#### WHAT THE EXERCISE ASKS:
Identify the lines containing the word "positive". Copy each one.

#### DATASET RECORDS:
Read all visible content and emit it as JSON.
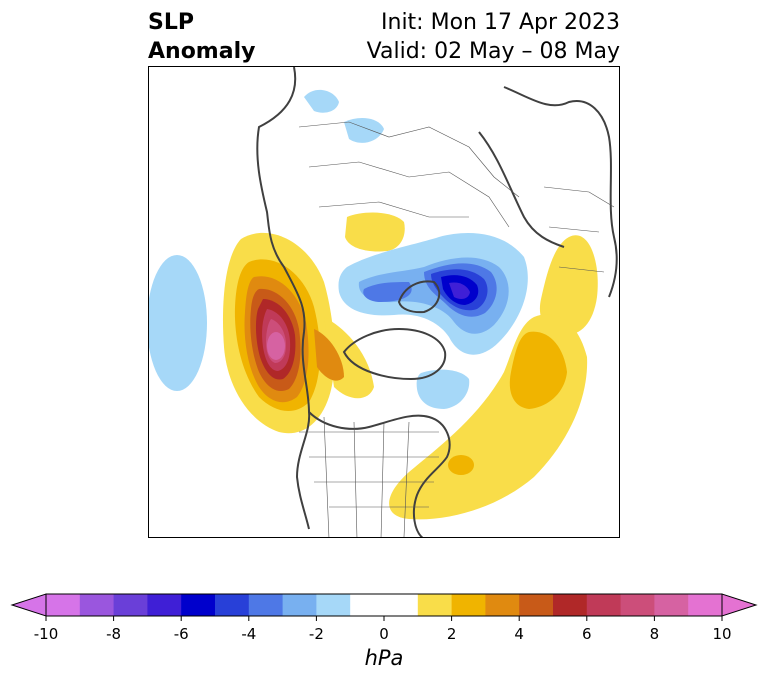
{
  "title": {
    "left_line1": "SLP",
    "left_line2": "Anomaly",
    "right_line1": "Init: Mon 17 Apr 2023",
    "right_line2": "Valid: 02 May – 08 May"
  },
  "colorbar": {
    "unit": "hPa",
    "ticks": [
      "-10",
      "-8",
      "-6",
      "-4",
      "-2",
      "0",
      "2",
      "4",
      "6",
      "8",
      "10"
    ],
    "tick_values": [
      -10,
      -8,
      -6,
      -4,
      -2,
      0,
      2,
      4,
      6,
      8,
      10
    ],
    "range": [
      -10,
      10
    ],
    "extend": "both",
    "colors": [
      "#d674e8",
      "#9a56de",
      "#6a3fd8",
      "#3f1fd6",
      "#0000cc",
      "#2840d8",
      "#4e78e6",
      "#78b0f0",
      "#a6d8f8",
      "#ffffff",
      "#ffffff",
      "#f9dd49",
      "#f0b400",
      "#e08a10",
      "#c85a18",
      "#b02828",
      "#c03a58",
      "#cc4e7a",
      "#d662a2",
      "#e472d2"
    ],
    "under_color": "#d674e8",
    "over_color": "#e472d2"
  },
  "map": {
    "projection": "north-polar-stereographic",
    "variable": "sea level pressure anomaly",
    "features": [
      {
        "name": "positive anomaly off North American west coast",
        "peak_hPa": 10
      },
      {
        "name": "negative anomaly near Greenland / Barents Sea",
        "peak_hPa": -6
      },
      {
        "name": "positive anomaly over North Atlantic",
        "peak_hPa": 4
      },
      {
        "name": "positive anomaly over Siberia",
        "peak_hPa": 2
      },
      {
        "name": "negative anomaly over central Pacific",
        "peak_hPa": -2
      }
    ]
  }
}
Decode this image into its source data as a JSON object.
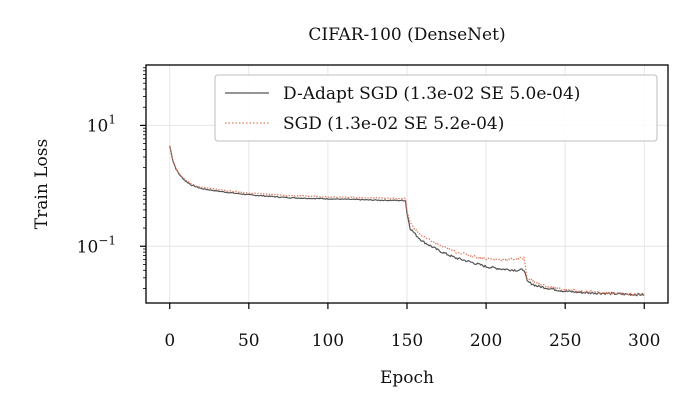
{
  "chart_data": {
    "type": "line",
    "title": "CIFAR-100 (DenseNet)",
    "xlabel": "Epoch",
    "ylabel": "Train Loss",
    "xlim": [
      -15,
      315
    ],
    "xticks": [
      0,
      50,
      100,
      150,
      200,
      250,
      300
    ],
    "ylog": true,
    "ylim": [
      0.0115,
      100
    ],
    "yticks": [
      {
        "value": 10,
        "base": "10",
        "exp": "1"
      },
      {
        "value": 0.1,
        "base": "10",
        "exp": "−1"
      }
    ],
    "grid": true,
    "legend_position": "top-right",
    "series": [
      {
        "name": "D-Adapt SGD (1.3e-02 SE 5.0e-04)",
        "color": "#555555",
        "style": "solid",
        "points": [
          [
            0,
            4.6
          ],
          [
            2,
            2.6
          ],
          [
            4,
            1.9
          ],
          [
            6,
            1.55
          ],
          [
            8,
            1.35
          ],
          [
            10,
            1.2
          ],
          [
            14,
            1.02
          ],
          [
            20,
            0.9
          ],
          [
            30,
            0.82
          ],
          [
            40,
            0.76
          ],
          [
            50,
            0.71
          ],
          [
            60,
            0.68
          ],
          [
            70,
            0.65
          ],
          [
            80,
            0.63
          ],
          [
            90,
            0.62
          ],
          [
            100,
            0.61
          ],
          [
            110,
            0.6
          ],
          [
            120,
            0.59
          ],
          [
            130,
            0.58
          ],
          [
            140,
            0.575
          ],
          [
            149,
            0.57
          ],
          [
            150,
            0.35
          ],
          [
            152,
            0.2
          ],
          [
            156,
            0.15
          ],
          [
            160,
            0.12
          ],
          [
            170,
            0.085
          ],
          [
            180,
            0.065
          ],
          [
            190,
            0.055
          ],
          [
            200,
            0.046
          ],
          [
            210,
            0.042
          ],
          [
            220,
            0.04
          ],
          [
            224,
            0.041
          ],
          [
            226,
            0.026
          ],
          [
            232,
            0.022
          ],
          [
            240,
            0.02
          ],
          [
            250,
            0.018
          ],
          [
            260,
            0.0172
          ],
          [
            270,
            0.0168
          ],
          [
            280,
            0.0164
          ],
          [
            290,
            0.016
          ],
          [
            300,
            0.0158
          ]
        ]
      },
      {
        "name": "SGD (1.3e-02 SE 5.2e-04)",
        "color": "#e07a5f",
        "style": "dotted",
        "points": [
          [
            0,
            4.7
          ],
          [
            2,
            2.7
          ],
          [
            4,
            1.95
          ],
          [
            6,
            1.6
          ],
          [
            8,
            1.4
          ],
          [
            10,
            1.25
          ],
          [
            14,
            1.06
          ],
          [
            20,
            0.95
          ],
          [
            30,
            0.87
          ],
          [
            40,
            0.81
          ],
          [
            50,
            0.76
          ],
          [
            60,
            0.73
          ],
          [
            70,
            0.7
          ],
          [
            80,
            0.68
          ],
          [
            90,
            0.67
          ],
          [
            100,
            0.66
          ],
          [
            110,
            0.65
          ],
          [
            120,
            0.64
          ],
          [
            130,
            0.63
          ],
          [
            140,
            0.62
          ],
          [
            149,
            0.62
          ],
          [
            150,
            0.4
          ],
          [
            152,
            0.24
          ],
          [
            156,
            0.18
          ],
          [
            160,
            0.145
          ],
          [
            170,
            0.105
          ],
          [
            180,
            0.082
          ],
          [
            190,
            0.07
          ],
          [
            200,
            0.062
          ],
          [
            210,
            0.06
          ],
          [
            220,
            0.062
          ],
          [
            224,
            0.064
          ],
          [
            226,
            0.03
          ],
          [
            232,
            0.025
          ],
          [
            240,
            0.021
          ],
          [
            250,
            0.019
          ],
          [
            260,
            0.018
          ],
          [
            270,
            0.0172
          ],
          [
            280,
            0.0167
          ],
          [
            290,
            0.0162
          ],
          [
            300,
            0.016
          ]
        ]
      }
    ]
  }
}
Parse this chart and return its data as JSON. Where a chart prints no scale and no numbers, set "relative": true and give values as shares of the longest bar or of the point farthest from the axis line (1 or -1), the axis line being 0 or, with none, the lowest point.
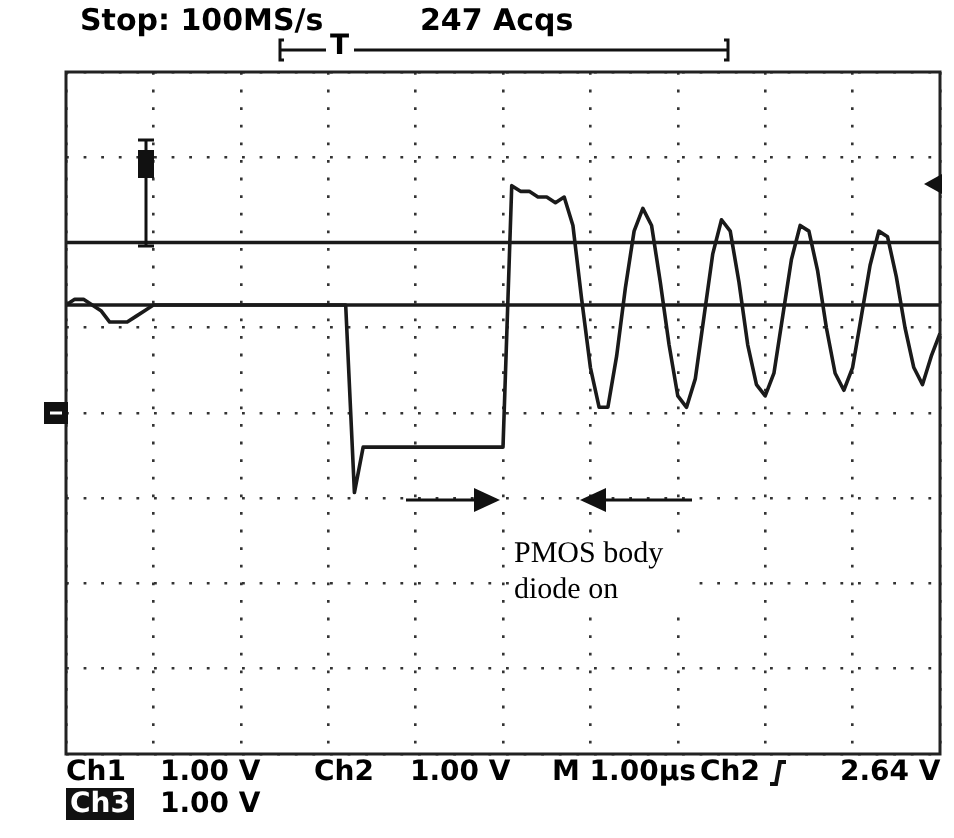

#### TASK SOLUTION:
        "name": "positive anomaly off North American west coast",
        "name": "positive anomaly over North Atlantic",
        "name": "positive anomaly over Siberia",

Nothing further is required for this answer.